Will you give every entry again exactly as it stands?
────────────────────────────────────────
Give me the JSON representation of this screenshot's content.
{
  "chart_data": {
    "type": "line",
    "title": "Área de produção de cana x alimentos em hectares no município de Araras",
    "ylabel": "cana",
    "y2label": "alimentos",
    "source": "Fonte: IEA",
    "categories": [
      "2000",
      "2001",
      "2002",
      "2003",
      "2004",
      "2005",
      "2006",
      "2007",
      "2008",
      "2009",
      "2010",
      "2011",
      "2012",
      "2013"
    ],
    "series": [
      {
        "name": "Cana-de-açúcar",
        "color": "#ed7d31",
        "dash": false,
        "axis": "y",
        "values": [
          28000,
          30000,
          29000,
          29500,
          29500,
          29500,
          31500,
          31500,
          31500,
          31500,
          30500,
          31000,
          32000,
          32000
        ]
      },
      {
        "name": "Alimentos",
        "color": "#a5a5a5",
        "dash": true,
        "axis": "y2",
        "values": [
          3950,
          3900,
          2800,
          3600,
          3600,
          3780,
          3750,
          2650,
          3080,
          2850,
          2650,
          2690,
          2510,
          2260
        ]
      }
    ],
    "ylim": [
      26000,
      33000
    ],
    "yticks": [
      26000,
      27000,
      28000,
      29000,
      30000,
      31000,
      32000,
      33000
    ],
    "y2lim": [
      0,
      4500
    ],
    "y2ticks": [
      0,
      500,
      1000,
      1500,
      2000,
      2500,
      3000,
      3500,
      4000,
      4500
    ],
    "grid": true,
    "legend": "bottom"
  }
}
────────────────────────────────────────
Response to this exercise:
Give me the JSON representation of this screenshot's content.
{
  "chart_data": {
    "type": "line",
    "title": "Área de produção de cana x alimentos em hectares no município de Araras",
    "ylabel": "cana",
    "y2label": "alimentos",
    "source": "Fonte: IEA",
    "categories": [
      "2000",
      "2001",
      "2002",
      "2003",
      "2004",
      "2005",
      "2006",
      "2007",
      "2008",
      "2009",
      "2010",
      "2011",
      "2012",
      "2013"
    ],
    "series": [
      {
        "name": "Cana-de-açúcar",
        "color": "#ed7d31",
        "dash": false,
        "axis": "y",
        "values": [
          28000,
          30000,
          29000,
          29500,
          29500,
          29500,
          31500,
          31500,
          31500,
          31500,
          30500,
          31000,
          32000,
          32000
        ]
      },
      {
        "name": "Alimentos",
        "color": "#a5a5a5",
        "dash": true,
        "axis": "y2",
        "values": [
          3950,
          3900,
          2800,
          3600,
          3600,
          3780,
          3750,
          2650,
          3080,
          2850,
          2650,
          2690,
          2510,
          2260
        ]
      }
    ],
    "ylim": [
      26000,
      33000
    ],
    "yticks": [
      26000,
      27000,
      28000,
      29000,
      30000,
      31000,
      32000,
      33000
    ],
    "y2lim": [
      0,
      4500
    ],
    "y2ticks": [
      0,
      500,
      1000,
      1500,
      2000,
      2500,
      3000,
      3500,
      4000,
      4500
    ],
    "grid": true,
    "legend": "bottom"
  }
}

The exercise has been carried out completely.